EXERCISE TASK: Each line in the entries below that holds the string "JSON" is to be listed.

····················

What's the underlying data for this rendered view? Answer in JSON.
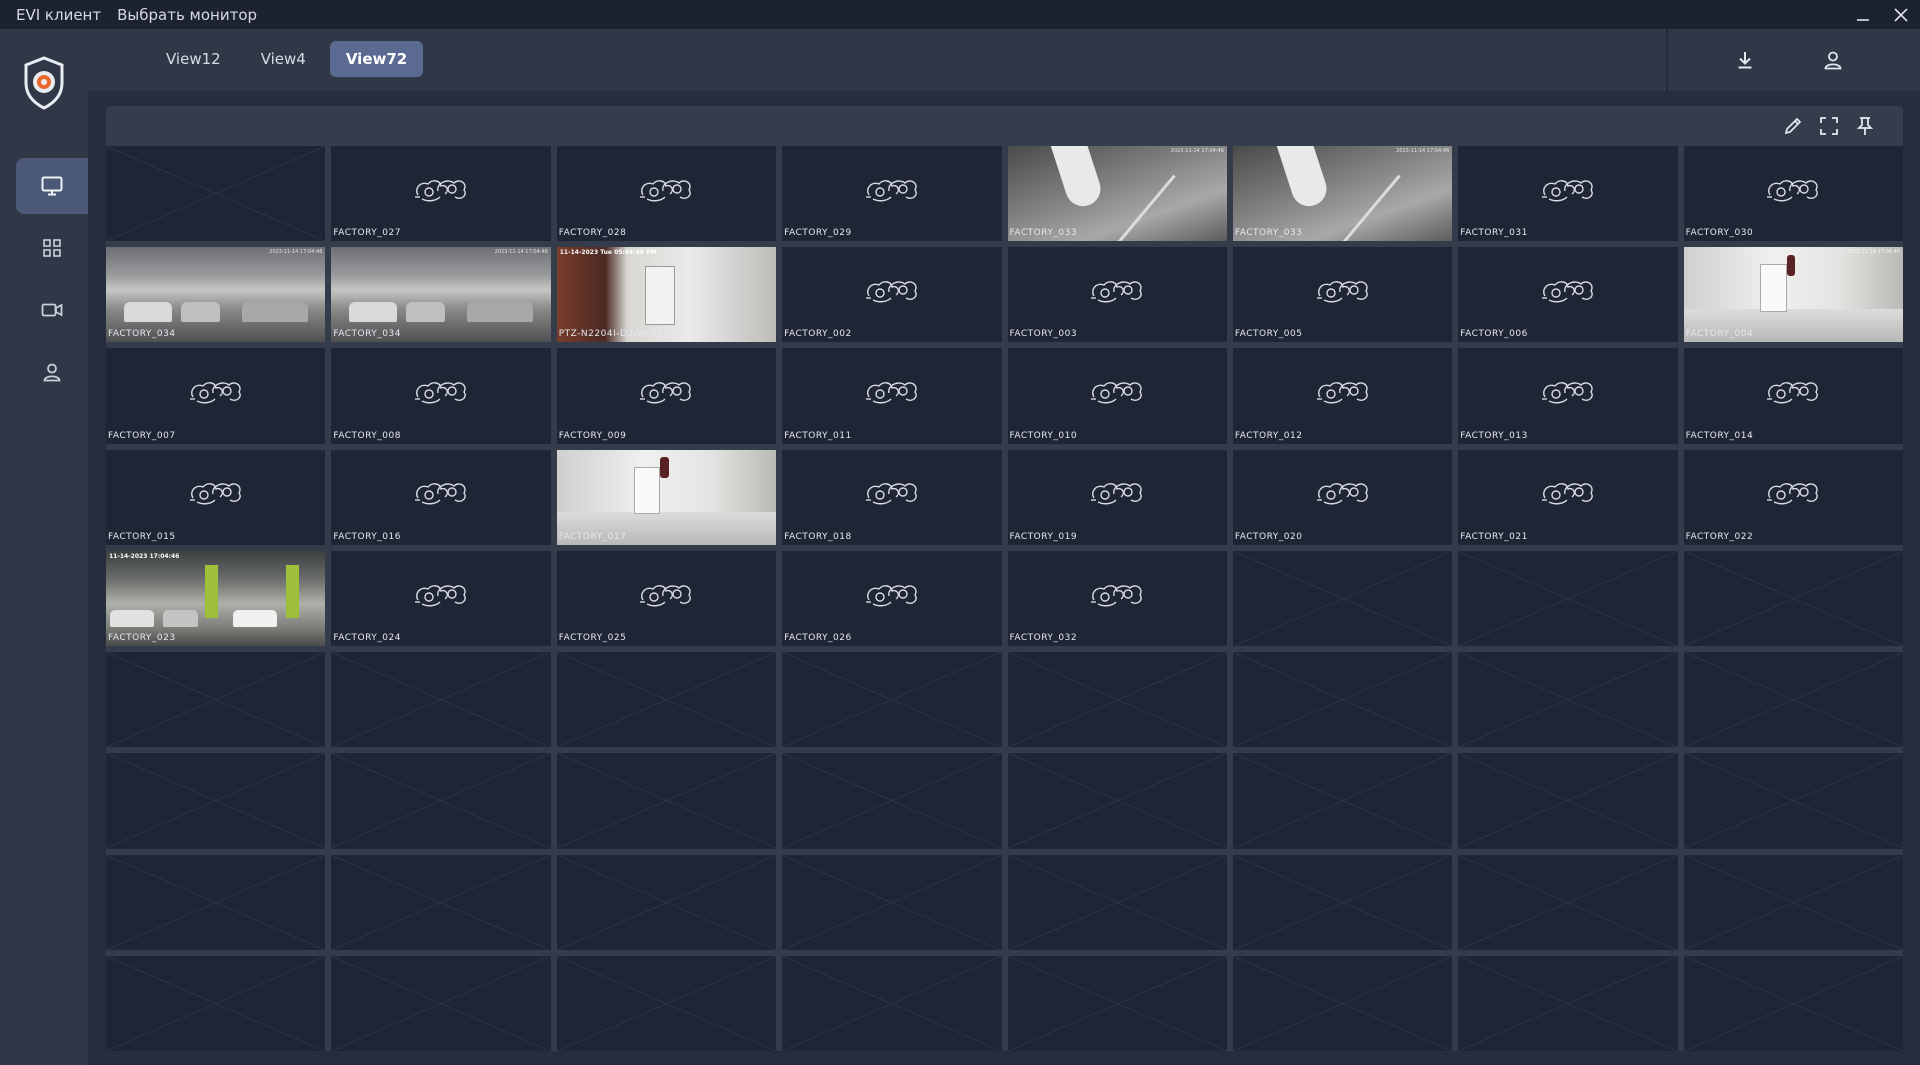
{
  "titlebar": {
    "app_name": "EVI клиент",
    "menu_select_monitor": "Выбрать монитор"
  },
  "sidebar": {
    "items": [
      {
        "name": "monitor",
        "icon": "monitor-icon",
        "active": true
      },
      {
        "name": "layouts",
        "icon": "grid-icon",
        "active": false
      },
      {
        "name": "cameras",
        "icon": "video-camera-icon",
        "active": false
      },
      {
        "name": "users",
        "icon": "user-icon",
        "active": false
      }
    ]
  },
  "tabs": [
    {
      "label": "View12",
      "active": false
    },
    {
      "label": "View4",
      "active": false
    },
    {
      "label": "View72",
      "active": true
    }
  ],
  "toolbar": {
    "icons": [
      "pencil-icon",
      "fullscreen-icon",
      "pin-icon"
    ]
  },
  "colors": {
    "accent": "#5b6a90",
    "background": "#262d3d",
    "cell": "#1f2535"
  },
  "grid": {
    "columns": 8,
    "rows": 9,
    "cells": [
      {
        "label": "",
        "type": "empty"
      },
      {
        "label": "FACTORY_027",
        "type": "no-signal"
      },
      {
        "label": "FACTORY_028",
        "type": "no-signal"
      },
      {
        "label": "FACTORY_029",
        "type": "no-signal"
      },
      {
        "label": "FACTORY_033",
        "type": "feed",
        "feed": "pipe",
        "timestamp": "2023-11-14 17:04:46"
      },
      {
        "label": "FACTORY_033",
        "type": "feed",
        "feed": "pipe",
        "timestamp": "2023-11-14 17:04:46"
      },
      {
        "label": "FACTORY_031",
        "type": "no-signal"
      },
      {
        "label": "FACTORY_030",
        "type": "no-signal"
      },
      {
        "label": "FACTORY_034",
        "type": "feed",
        "feed": "garage",
        "timestamp": "2023-11-14 17:04:46"
      },
      {
        "label": "FACTORY_034",
        "type": "feed",
        "feed": "garage",
        "timestamp": "2023-11-14 17:04:46"
      },
      {
        "label": "PTZ-N2204I-D3/W(B)",
        "type": "feed",
        "feed": "room",
        "timestamp": "11-14-2023 Tue 05:04:46 PM"
      },
      {
        "label": "FACTORY_002",
        "type": "no-signal"
      },
      {
        "label": "FACTORY_003",
        "type": "no-signal"
      },
      {
        "label": "FACTORY_005",
        "type": "no-signal"
      },
      {
        "label": "FACTORY_006",
        "type": "no-signal"
      },
      {
        "label": "FACTORY_004",
        "type": "feed",
        "feed": "hall",
        "timestamp": "2023-11-14 17:04:46"
      },
      {
        "label": "FACTORY_007",
        "type": "no-signal"
      },
      {
        "label": "FACTORY_008",
        "type": "no-signal"
      },
      {
        "label": "FACTORY_009",
        "type": "no-signal"
      },
      {
        "label": "FACTORY_011",
        "type": "no-signal"
      },
      {
        "label": "FACTORY_010",
        "type": "no-signal"
      },
      {
        "label": "FACTORY_012",
        "type": "no-signal"
      },
      {
        "label": "FACTORY_013",
        "type": "no-signal"
      },
      {
        "label": "FACTORY_014",
        "type": "no-signal"
      },
      {
        "label": "FACTORY_015",
        "type": "no-signal"
      },
      {
        "label": "FACTORY_016",
        "type": "no-signal"
      },
      {
        "label": "FACTORY_017",
        "type": "feed",
        "feed": "hall2"
      },
      {
        "label": "FACTORY_018",
        "type": "no-signal"
      },
      {
        "label": "FACTORY_019",
        "type": "no-signal"
      },
      {
        "label": "FACTORY_020",
        "type": "no-signal"
      },
      {
        "label": "FACTORY_021",
        "type": "no-signal"
      },
      {
        "label": "FACTORY_022",
        "type": "no-signal"
      },
      {
        "label": "FACTORY_023",
        "type": "feed",
        "feed": "park2",
        "timestamp": "11-14-2023 17:04:46"
      },
      {
        "label": "FACTORY_024",
        "type": "no-signal"
      },
      {
        "label": "FACTORY_025",
        "type": "no-signal"
      },
      {
        "label": "FACTORY_026",
        "type": "no-signal"
      },
      {
        "label": "FACTORY_032",
        "type": "no-signal"
      },
      {
        "label": "",
        "type": "empty"
      },
      {
        "label": "",
        "type": "empty"
      },
      {
        "label": "",
        "type": "empty"
      }
    ]
  }
}
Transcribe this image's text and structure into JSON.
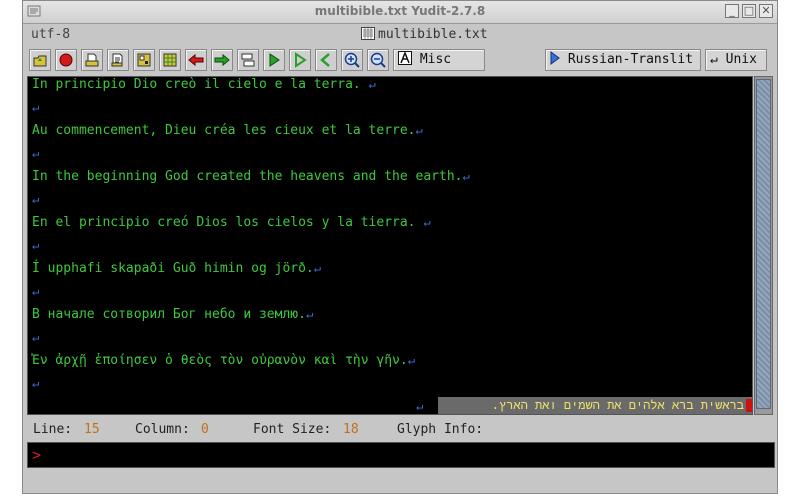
{
  "window": {
    "title": "multibible.txt  Yudit-2.7.8",
    "buttons": [
      "_",
      "□",
      "✕"
    ]
  },
  "info": {
    "encoding": "utf-8",
    "filename": "multibible.txt"
  },
  "toolbar": {
    "misc_label": "Misc",
    "input_label": "Russian-Translit",
    "linebreak_label": "↵ Unix",
    "icons": [
      "open-icon",
      "record-icon",
      "print-icon",
      "print-preview-icon",
      "find-icon",
      "goto-icon",
      "undo-icon",
      "redo-icon",
      "embed-icon",
      "direction-ltr-icon",
      "direction-rtl-icon",
      "direction-back-icon",
      "zoom-in-icon",
      "zoom-out-icon"
    ]
  },
  "editor": {
    "lines": [
      "In principio Dio creò il cielo e la terra. ",
      "",
      "Au commencement, Dieu créa les cieux et la terre.",
      "",
      "In the beginning God created the heavens and the earth.",
      "",
      "En el principio creó Dios los cielos y la tierra. ",
      "",
      "Í upphafi skapaði Guð himin og jörð.",
      "",
      "В начале сотворил Бог небо и землю.",
      "",
      "Ἐν ἀρχῇ ἐποίησεν ὁ θεὸς τὸν οὐρανὸν καὶ τὴν γῆν.",
      ""
    ],
    "newline_glyph": "↵",
    "hebrew_line": "בראשית ברא אלהים את השמים ואת הארץ."
  },
  "status": {
    "line_label": "Line:",
    "line_value": "15",
    "column_label": "Column:",
    "column_value": "0",
    "fontsize_label": "Font Size:",
    "fontsize_value": "18",
    "glyph_label": "Glyph Info:"
  },
  "command": {
    "prompt": ">"
  }
}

····················

EXPECTED OUTPUT:
What's the underlying data for this rendered view? Answer in JSON.
Transcribe this image's text and structure into JSON.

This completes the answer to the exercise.